• Work required: Reproduce the entire listing word for word.

[start Record list]

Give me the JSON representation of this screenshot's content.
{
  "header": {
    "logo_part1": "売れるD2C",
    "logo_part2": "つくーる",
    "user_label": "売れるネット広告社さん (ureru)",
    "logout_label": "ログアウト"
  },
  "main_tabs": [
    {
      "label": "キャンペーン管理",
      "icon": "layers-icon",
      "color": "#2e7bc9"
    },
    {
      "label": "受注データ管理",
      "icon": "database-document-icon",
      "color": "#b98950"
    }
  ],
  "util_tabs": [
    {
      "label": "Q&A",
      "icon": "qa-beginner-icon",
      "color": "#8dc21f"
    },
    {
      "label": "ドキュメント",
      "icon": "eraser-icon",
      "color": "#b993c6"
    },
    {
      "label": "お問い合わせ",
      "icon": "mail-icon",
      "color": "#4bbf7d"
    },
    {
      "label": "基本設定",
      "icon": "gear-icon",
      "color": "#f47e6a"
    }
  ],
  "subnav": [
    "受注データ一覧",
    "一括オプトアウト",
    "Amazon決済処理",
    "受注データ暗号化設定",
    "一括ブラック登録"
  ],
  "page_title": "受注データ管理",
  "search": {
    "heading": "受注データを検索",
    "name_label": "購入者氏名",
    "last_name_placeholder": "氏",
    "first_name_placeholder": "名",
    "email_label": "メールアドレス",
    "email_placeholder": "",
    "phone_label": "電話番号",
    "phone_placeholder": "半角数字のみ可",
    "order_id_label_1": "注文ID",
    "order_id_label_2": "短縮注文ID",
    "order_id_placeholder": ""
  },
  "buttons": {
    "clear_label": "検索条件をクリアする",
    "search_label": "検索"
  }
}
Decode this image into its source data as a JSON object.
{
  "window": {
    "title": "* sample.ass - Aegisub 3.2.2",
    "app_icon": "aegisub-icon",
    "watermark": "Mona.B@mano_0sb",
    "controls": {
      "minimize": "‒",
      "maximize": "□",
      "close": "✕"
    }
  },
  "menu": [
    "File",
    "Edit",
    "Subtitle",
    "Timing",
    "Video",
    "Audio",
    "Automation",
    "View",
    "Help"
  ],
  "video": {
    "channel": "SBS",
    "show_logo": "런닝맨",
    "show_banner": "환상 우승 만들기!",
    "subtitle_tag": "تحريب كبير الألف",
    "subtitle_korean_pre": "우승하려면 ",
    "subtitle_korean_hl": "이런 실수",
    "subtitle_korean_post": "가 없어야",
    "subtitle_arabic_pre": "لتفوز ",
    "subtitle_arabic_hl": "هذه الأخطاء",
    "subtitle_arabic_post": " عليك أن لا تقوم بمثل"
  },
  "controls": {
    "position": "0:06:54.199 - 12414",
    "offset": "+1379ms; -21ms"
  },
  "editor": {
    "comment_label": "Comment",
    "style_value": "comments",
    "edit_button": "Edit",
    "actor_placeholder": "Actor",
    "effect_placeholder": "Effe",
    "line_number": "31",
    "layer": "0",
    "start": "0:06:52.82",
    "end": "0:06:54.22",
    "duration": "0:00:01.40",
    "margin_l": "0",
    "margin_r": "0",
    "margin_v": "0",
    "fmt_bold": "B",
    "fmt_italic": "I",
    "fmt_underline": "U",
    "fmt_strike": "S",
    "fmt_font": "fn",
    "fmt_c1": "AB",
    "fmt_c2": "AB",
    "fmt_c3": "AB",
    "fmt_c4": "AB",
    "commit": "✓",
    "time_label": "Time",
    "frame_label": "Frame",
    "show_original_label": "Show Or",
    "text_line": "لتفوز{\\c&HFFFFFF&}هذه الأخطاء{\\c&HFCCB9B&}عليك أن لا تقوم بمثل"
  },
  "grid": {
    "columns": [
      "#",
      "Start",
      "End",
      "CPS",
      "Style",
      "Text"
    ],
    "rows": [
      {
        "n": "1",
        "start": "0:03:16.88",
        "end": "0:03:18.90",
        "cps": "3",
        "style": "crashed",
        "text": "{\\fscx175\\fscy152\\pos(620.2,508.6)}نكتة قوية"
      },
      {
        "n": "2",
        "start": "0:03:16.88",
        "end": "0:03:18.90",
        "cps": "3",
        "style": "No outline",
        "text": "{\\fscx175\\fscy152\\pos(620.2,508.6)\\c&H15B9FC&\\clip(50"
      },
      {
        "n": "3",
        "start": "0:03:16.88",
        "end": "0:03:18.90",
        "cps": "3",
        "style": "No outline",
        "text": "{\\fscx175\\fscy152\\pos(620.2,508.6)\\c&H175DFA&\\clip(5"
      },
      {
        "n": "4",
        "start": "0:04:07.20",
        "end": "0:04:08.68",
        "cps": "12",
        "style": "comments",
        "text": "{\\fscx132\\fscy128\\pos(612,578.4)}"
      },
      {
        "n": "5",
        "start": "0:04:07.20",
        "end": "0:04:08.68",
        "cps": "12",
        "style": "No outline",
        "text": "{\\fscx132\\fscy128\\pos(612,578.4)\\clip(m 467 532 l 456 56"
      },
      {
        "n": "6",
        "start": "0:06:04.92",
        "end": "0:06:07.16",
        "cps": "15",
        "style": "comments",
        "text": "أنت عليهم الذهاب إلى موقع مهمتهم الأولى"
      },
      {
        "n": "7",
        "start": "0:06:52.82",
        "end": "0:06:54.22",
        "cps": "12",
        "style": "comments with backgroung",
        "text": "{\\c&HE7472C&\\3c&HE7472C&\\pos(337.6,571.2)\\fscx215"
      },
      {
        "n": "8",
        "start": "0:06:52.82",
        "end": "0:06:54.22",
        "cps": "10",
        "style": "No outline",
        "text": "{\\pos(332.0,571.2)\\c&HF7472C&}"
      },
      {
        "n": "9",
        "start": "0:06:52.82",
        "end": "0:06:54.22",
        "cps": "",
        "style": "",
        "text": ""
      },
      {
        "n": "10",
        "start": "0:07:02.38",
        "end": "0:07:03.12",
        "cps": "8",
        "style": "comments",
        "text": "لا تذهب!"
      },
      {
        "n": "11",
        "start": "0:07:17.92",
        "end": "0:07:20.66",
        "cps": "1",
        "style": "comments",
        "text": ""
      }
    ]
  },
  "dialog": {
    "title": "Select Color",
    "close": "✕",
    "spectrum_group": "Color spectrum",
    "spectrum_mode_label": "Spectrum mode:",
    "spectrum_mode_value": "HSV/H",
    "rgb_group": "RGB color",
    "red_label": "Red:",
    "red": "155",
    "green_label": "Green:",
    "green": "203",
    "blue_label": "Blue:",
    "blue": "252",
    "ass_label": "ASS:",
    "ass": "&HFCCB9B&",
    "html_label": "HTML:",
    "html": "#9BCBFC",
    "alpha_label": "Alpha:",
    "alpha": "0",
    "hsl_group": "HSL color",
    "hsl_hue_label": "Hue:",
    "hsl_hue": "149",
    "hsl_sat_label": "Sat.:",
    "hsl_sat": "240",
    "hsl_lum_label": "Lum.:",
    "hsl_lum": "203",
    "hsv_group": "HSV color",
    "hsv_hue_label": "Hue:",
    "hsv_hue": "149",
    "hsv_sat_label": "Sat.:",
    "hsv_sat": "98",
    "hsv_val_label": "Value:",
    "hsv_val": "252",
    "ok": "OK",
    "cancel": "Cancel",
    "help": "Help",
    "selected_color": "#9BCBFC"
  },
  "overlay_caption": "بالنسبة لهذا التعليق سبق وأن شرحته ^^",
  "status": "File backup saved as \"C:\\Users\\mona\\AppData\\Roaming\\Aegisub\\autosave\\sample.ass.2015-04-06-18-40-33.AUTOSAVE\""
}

[end Record list]

• Task response:
Give me the JSON representation of this screenshot's content.
{
  "header": {
    "logo_part1": "売れるD2C",
    "logo_part2": "つくーる",
    "user_label": "売れるネット広告社さん (ureru)",
    "logout_label": "ログアウト"
  },
  "main_tabs": [
    {
      "label": "キャンペーン管理",
      "icon": "layers-icon",
      "color": "#2e7bc9"
    },
    {
      "label": "受注データ管理",
      "icon": "database-document-icon",
      "color": "#b98950"
    }
  ],
  "util_tabs": [
    {
      "label": "Q&A",
      "icon": "qa-beginner-icon",
      "color": "#8dc21f"
    },
    {
      "label": "ドキュメント",
      "icon": "eraser-icon",
      "color": "#b993c6"
    },
    {
      "label": "お問い合わせ",
      "icon": "mail-icon",
      "color": "#4bbf7d"
    },
    {
      "label": "基本設定",
      "icon": "gear-icon",
      "color": "#f47e6a"
    }
  ],
  "subnav": [
    "受注データ一覧",
    "一括オプトアウト",
    "Amazon決済処理",
    "受注データ暗号化設定",
    "一括ブラック登録"
  ],
  "page_title": "受注データ管理",
  "search": {
    "heading": "受注データを検索",
    "name_label": "購入者氏名",
    "last_name_placeholder": "氏",
    "first_name_placeholder": "名",
    "email_label": "メールアドレス",
    "email_placeholder": "",
    "phone_label": "電話番号",
    "phone_placeholder": "半角数字のみ可",
    "order_id_label_1": "注文ID",
    "order_id_label_2": "短縮注文ID",
    "order_id_placeholder": ""
  },
  "buttons": {
    "clear_label": "検索条件をクリアする",
    "search_label": "検索"
  }
}
Decode this image into its source data as a JSON object.
{
  "window": {
    "title": "* sample.ass - Aegisub 3.2.2",
    "app_icon": "aegisub-icon",
    "watermark": "Mona.B@mano_0sb",
    "controls": {
      "minimize": "‒",
      "maximize": "□",
      "close": "✕"
    }
  },
  "menu": [
    "File",
    "Edit",
    "Subtitle",
    "Timing",
    "Video",
    "Audio",
    "Automation",
    "View",
    "Help"
  ],
  "video": {
    "channel": "SBS",
    "show_logo": "런닝맨",
    "show_banner": "환상 우승 만들기!",
    "subtitle_tag": "تحريب كبير الألف",
    "subtitle_korean_pre": "우승하려면 ",
    "subtitle_korean_hl": "이런 실수",
    "subtitle_korean_post": "가 없어야",
    "subtitle_arabic_pre": "لتفوز ",
    "subtitle_arabic_hl": "هذه الأخطاء",
    "subtitle_arabic_post": " عليك أن لا تقوم بمثل"
  },
  "controls": {
    "position": "0:06:54.199 - 12414",
    "offset": "+1379ms; -21ms"
  },
  "editor": {
    "comment_label": "Comment",
    "style_value": "comments",
    "edit_button": "Edit",
    "actor_placeholder": "Actor",
    "effect_placeholder": "Effe",
    "line_number": "31",
    "layer": "0",
    "start": "0:06:52.82",
    "end": "0:06:54.22",
    "duration": "0:00:01.40",
    "margin_l": "0",
    "margin_r": "0",
    "margin_v": "0",
    "fmt_bold": "B",
    "fmt_italic": "I",
    "fmt_underline": "U",
    "fmt_strike": "S",
    "fmt_font": "fn",
    "fmt_c1": "AB",
    "fmt_c2": "AB",
    "fmt_c3": "AB",
    "fmt_c4": "AB",
    "commit": "✓",
    "time_label": "Time",
    "frame_label": "Frame",
    "show_original_label": "Show Or",
    "text_line": "لتفوز{\\c&HFFFFFF&}هذه الأخطاء{\\c&HFCCB9B&}عليك أن لا تقوم بمثل"
  },
  "grid": {
    "columns": [
      "#",
      "Start",
      "End",
      "CPS",
      "Style",
      "Text"
    ],
    "rows": [
      {
        "n": "1",
        "start": "0:03:16.88",
        "end": "0:03:18.90",
        "cps": "3",
        "style": "crashed",
        "text": "{\\fscx175\\fscy152\\pos(620.2,508.6)}نكتة قوية"
      },
      {
        "n": "2",
        "start": "0:03:16.88",
        "end": "0:03:18.90",
        "cps": "3",
        "style": "No outline",
        "text": "{\\fscx175\\fscy152\\pos(620.2,508.6)\\c&H15B9FC&\\clip(50"
      },
      {
        "n": "3",
        "start": "0:03:16.88",
        "end": "0:03:18.90",
        "cps": "3",
        "style": "No outline",
        "text": "{\\fscx175\\fscy152\\pos(620.2,508.6)\\c&H175DFA&\\clip(5"
      },
      {
        "n": "4",
        "start": "0:04:07.20",
        "end": "0:04:08.68",
        "cps": "12",
        "style": "comments",
        "text": "{\\fscx132\\fscy128\\pos(612,578.4)}"
      },
      {
        "n": "5",
        "start": "0:04:07.20",
        "end": "0:04:08.68",
        "cps": "12",
        "style": "No outline",
        "text": "{\\fscx132\\fscy128\\pos(612,578.4)\\clip(m 467 532 l 456 56"
      },
      {
        "n": "6",
        "start": "0:06:04.92",
        "end": "0:06:07.16",
        "cps": "15",
        "style": "comments",
        "text": "أنت عليهم الذهاب إلى موقع مهمتهم الأولى"
      },
      {
        "n": "7",
        "start": "0:06:52.82",
        "end": "0:06:54.22",
        "cps": "12",
        "style": "comments with backgroung",
        "text": "{\\c&HE7472C&\\3c&HE7472C&\\pos(337.6,571.2)\\fscx215"
      },
      {
        "n": "8",
        "start": "0:06:52.82",
        "end": "0:06:54.22",
        "cps": "10",
        "style": "No outline",
        "text": "{\\pos(332.0,571.2)\\c&HF7472C&}"
      },
      {
        "n": "9",
        "start": "0:06:52.82",
        "end": "0:06:54.22",
        "cps": "",
        "style": "",
        "text": ""
      },
      {
        "n": "10",
        "start": "0:07:02.38",
        "end": "0:07:03.12",
        "cps": "8",
        "style": "comments",
        "text": "لا تذهب!"
      },
      {
        "n": "11",
        "start": "0:07:17.92",
        "end": "0:07:20.66",
        "cps": "1",
        "style": "comments",
        "text": ""
      }
    ]
  },
  "dialog": {
    "title": "Select Color",
    "close": "✕",
    "spectrum_group": "Color spectrum",
    "spectrum_mode_label": "Spectrum mode:",
    "spectrum_mode_value": "HSV/H",
    "rgb_group": "RGB color",
    "red_label": "Red:",
    "red": "155",
    "green_label": "Green:",
    "green": "203",
    "blue_label": "Blue:",
    "blue": "252",
    "ass_label": "ASS:",
    "ass": "&HFCCB9B&",
    "html_label": "HTML:",
    "html": "#9BCBFC",
    "alpha_label": "Alpha:",
    "alpha": "0",
    "hsl_group": "HSL color",
    "hsl_hue_label": "Hue:",
    "hsl_hue": "149",
    "hsl_sat_label": "Sat.:",
    "hsl_sat": "240",
    "hsl_lum_label": "Lum.:",
    "hsl_lum": "203",
    "hsv_group": "HSV color",
    "hsv_hue_label": "Hue:",
    "hsv_hue": "149",
    "hsv_sat_label": "Sat.:",
    "hsv_sat": "98",
    "hsv_val_label": "Value:",
    "hsv_val": "252",
    "ok": "OK",
    "cancel": "Cancel",
    "help": "Help",
    "selected_color": "#9BCBFC"
  },
  "overlay_caption": "بالنسبة لهذا التعليق سبق وأن شرحته ^^",
  "status": "File backup saved as \"C:\\Users\\mona\\AppData\\Roaming\\Aegisub\\autosave\\sample.ass.2015-04-06-18-40-33.AUTOSAVE\""
}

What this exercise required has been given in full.